[Data entries for graphics]

┄┄┄┄┄┄

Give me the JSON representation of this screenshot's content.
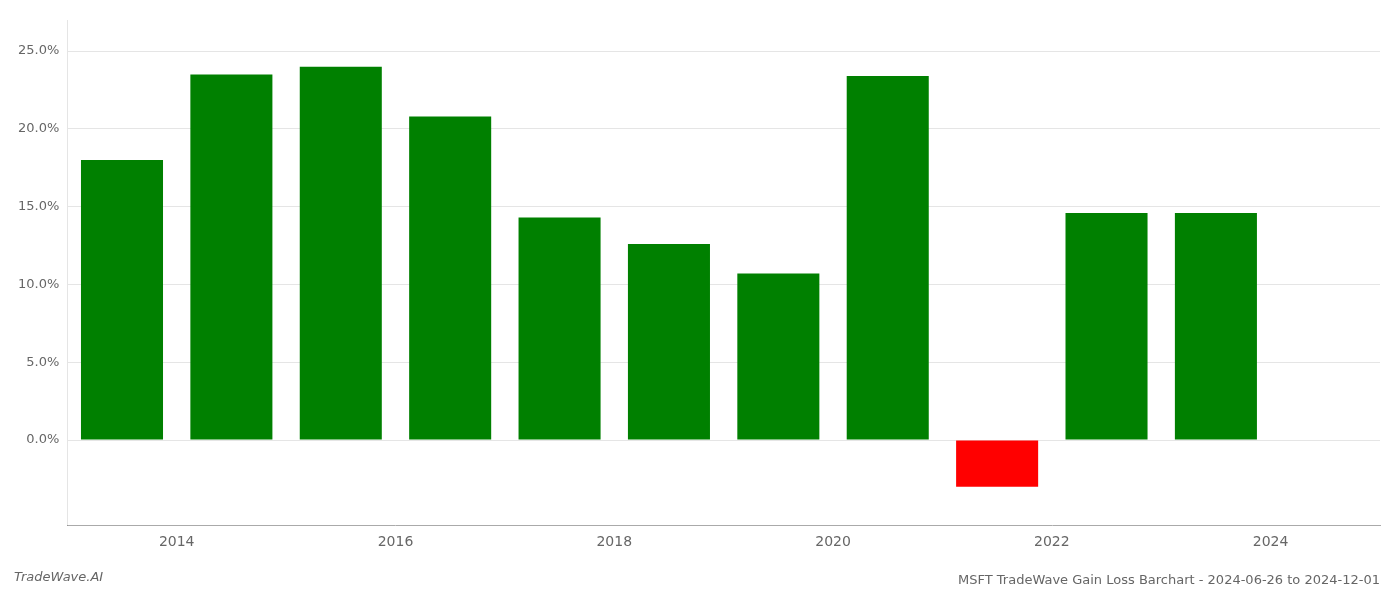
{
  "chart_data": {
    "type": "bar",
    "title": "MSFT TradeWave Gain Loss Barchart - 2024-06-26 to 2024-12-01",
    "annotations": [
      "TradeWave.AI"
    ],
    "x": [
      2013,
      2014,
      2015,
      2016,
      2017,
      2018,
      2019,
      2020,
      2021,
      2022,
      2023
    ],
    "values": [
      0.18,
      0.235,
      0.24,
      0.208,
      0.143,
      0.126,
      0.107,
      0.234,
      -0.03,
      0.146,
      0.146
    ],
    "colors": [
      "#008000",
      "#008000",
      "#008000",
      "#008000",
      "#008000",
      "#008000",
      "#008000",
      "#008000",
      "#ff0000",
      "#008000",
      "#008000"
    ],
    "xlim": [
      2012.5,
      2024.5
    ],
    "xticks": [
      {
        "value": 2013.5,
        "label": "2014"
      },
      {
        "value": 2015.5,
        "label": "2016"
      },
      {
        "value": 2017.5,
        "label": "2018"
      },
      {
        "value": 2019.5,
        "label": "2020"
      },
      {
        "value": 2021.5,
        "label": "2022"
      },
      {
        "value": 2023.5,
        "label": "2024"
      }
    ],
    "ylim": [
      -0.055,
      0.27
    ],
    "yticks": [
      {
        "value": 0.0,
        "label": "0.0%"
      },
      {
        "value": 0.05,
        "label": "5.0%"
      },
      {
        "value": 0.1,
        "label": "10.0%"
      },
      {
        "value": 0.15,
        "label": "15.0%"
      },
      {
        "value": 0.2,
        "label": "20.0%"
      },
      {
        "value": 0.25,
        "label": "25.0%"
      }
    ],
    "grid": "y"
  }
}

┄┄┄┄┄┄

▶ **REQUEST**: Return the whole listing, word for word, and leave out every picture.

▶ **SOLUTION TO THIS EXERCISE**:
Give me the JSON representation of this screenshot's content.
{
  "chart_data": {
    "type": "bar",
    "title": "MSFT TradeWave Gain Loss Barchart - 2024-06-26 to 2024-12-01",
    "annotations": [
      "TradeWave.AI"
    ],
    "x": [
      2013,
      2014,
      2015,
      2016,
      2017,
      2018,
      2019,
      2020,
      2021,
      2022,
      2023
    ],
    "values": [
      0.18,
      0.235,
      0.24,
      0.208,
      0.143,
      0.126,
      0.107,
      0.234,
      -0.03,
      0.146,
      0.146
    ],
    "colors": [
      "#008000",
      "#008000",
      "#008000",
      "#008000",
      "#008000",
      "#008000",
      "#008000",
      "#008000",
      "#ff0000",
      "#008000",
      "#008000"
    ],
    "xlim": [
      2012.5,
      2024.5
    ],
    "xticks": [
      {
        "value": 2013.5,
        "label": "2014"
      },
      {
        "value": 2015.5,
        "label": "2016"
      },
      {
        "value": 2017.5,
        "label": "2018"
      },
      {
        "value": 2019.5,
        "label": "2020"
      },
      {
        "value": 2021.5,
        "label": "2022"
      },
      {
        "value": 2023.5,
        "label": "2024"
      }
    ],
    "ylim": [
      -0.055,
      0.27
    ],
    "yticks": [
      {
        "value": 0.0,
        "label": "0.0%"
      },
      {
        "value": 0.05,
        "label": "5.0%"
      },
      {
        "value": 0.1,
        "label": "10.0%"
      },
      {
        "value": 0.15,
        "label": "15.0%"
      },
      {
        "value": 0.2,
        "label": "20.0%"
      },
      {
        "value": 0.25,
        "label": "25.0%"
      }
    ],
    "grid": "y"
  }
}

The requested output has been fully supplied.